* [WHAT YOU HAVE TO DO] Reproduce every line of the records below verbatim, leaving out the pictures.

— START EXTRACTED INFORMATION —

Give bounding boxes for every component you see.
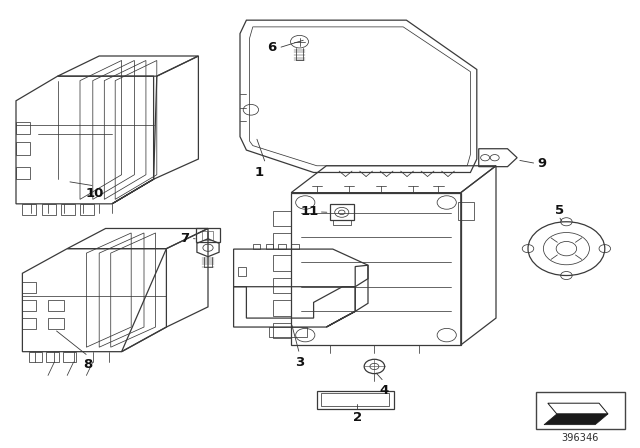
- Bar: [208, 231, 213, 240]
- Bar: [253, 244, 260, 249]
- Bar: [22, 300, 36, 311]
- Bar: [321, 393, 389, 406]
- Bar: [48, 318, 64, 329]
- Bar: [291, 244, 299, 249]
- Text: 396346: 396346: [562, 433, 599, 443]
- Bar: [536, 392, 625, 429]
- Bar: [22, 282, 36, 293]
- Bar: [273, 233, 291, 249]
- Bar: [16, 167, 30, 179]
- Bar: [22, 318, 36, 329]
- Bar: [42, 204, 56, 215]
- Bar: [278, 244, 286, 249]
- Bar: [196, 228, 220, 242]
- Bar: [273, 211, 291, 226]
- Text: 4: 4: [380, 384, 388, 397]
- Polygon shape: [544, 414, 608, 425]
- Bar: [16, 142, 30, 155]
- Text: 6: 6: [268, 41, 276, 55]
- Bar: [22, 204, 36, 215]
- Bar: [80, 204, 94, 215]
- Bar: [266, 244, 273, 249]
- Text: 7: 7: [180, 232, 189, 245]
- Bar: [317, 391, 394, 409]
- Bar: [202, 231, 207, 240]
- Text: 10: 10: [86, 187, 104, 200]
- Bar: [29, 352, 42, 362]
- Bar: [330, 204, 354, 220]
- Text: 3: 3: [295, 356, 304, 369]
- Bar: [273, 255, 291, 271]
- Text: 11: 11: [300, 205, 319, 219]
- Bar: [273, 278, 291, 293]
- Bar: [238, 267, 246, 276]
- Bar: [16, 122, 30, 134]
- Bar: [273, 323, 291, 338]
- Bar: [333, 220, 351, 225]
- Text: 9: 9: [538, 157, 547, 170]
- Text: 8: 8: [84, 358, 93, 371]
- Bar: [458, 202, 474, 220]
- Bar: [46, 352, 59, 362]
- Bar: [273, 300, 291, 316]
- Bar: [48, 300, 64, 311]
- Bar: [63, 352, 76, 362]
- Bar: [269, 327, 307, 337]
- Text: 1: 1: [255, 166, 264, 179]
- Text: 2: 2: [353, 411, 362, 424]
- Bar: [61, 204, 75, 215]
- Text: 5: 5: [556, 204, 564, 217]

— END EXTRACTED INFORMATION —

* [RESULT FOR THIS EXERCISE]
Give bounding boxes for every component you see.
- Bar: [208, 231, 213, 240]
- Bar: [253, 244, 260, 249]
- Bar: [22, 300, 36, 311]
- Bar: [321, 393, 389, 406]
- Bar: [48, 318, 64, 329]
- Bar: [291, 244, 299, 249]
- Text: 396346: 396346: [562, 433, 599, 443]
- Bar: [536, 392, 625, 429]
- Bar: [22, 282, 36, 293]
- Bar: [273, 233, 291, 249]
- Bar: [16, 167, 30, 179]
- Bar: [22, 318, 36, 329]
- Bar: [42, 204, 56, 215]
- Bar: [278, 244, 286, 249]
- Bar: [196, 228, 220, 242]
- Bar: [273, 211, 291, 226]
- Text: 4: 4: [380, 384, 388, 397]
- Polygon shape: [544, 414, 608, 425]
- Bar: [16, 142, 30, 155]
- Text: 6: 6: [268, 41, 276, 55]
- Bar: [22, 204, 36, 215]
- Bar: [80, 204, 94, 215]
- Bar: [266, 244, 273, 249]
- Text: 7: 7: [180, 232, 189, 245]
- Bar: [317, 391, 394, 409]
- Bar: [202, 231, 207, 240]
- Text: 10: 10: [86, 187, 104, 200]
- Bar: [29, 352, 42, 362]
- Bar: [330, 204, 354, 220]
- Text: 3: 3: [295, 356, 304, 369]
- Bar: [273, 255, 291, 271]
- Text: 11: 11: [300, 205, 319, 219]
- Bar: [273, 278, 291, 293]
- Bar: [238, 267, 246, 276]
- Bar: [16, 122, 30, 134]
- Bar: [273, 323, 291, 338]
- Bar: [333, 220, 351, 225]
- Text: 9: 9: [538, 157, 547, 170]
- Text: 8: 8: [84, 358, 93, 371]
- Bar: [458, 202, 474, 220]
- Bar: [46, 352, 59, 362]
- Bar: [273, 300, 291, 316]
- Bar: [48, 300, 64, 311]
- Bar: [63, 352, 76, 362]
- Bar: [269, 327, 307, 337]
- Text: 1: 1: [255, 166, 264, 179]
- Text: 2: 2: [353, 411, 362, 424]
- Bar: [61, 204, 75, 215]
- Text: 5: 5: [556, 204, 564, 217]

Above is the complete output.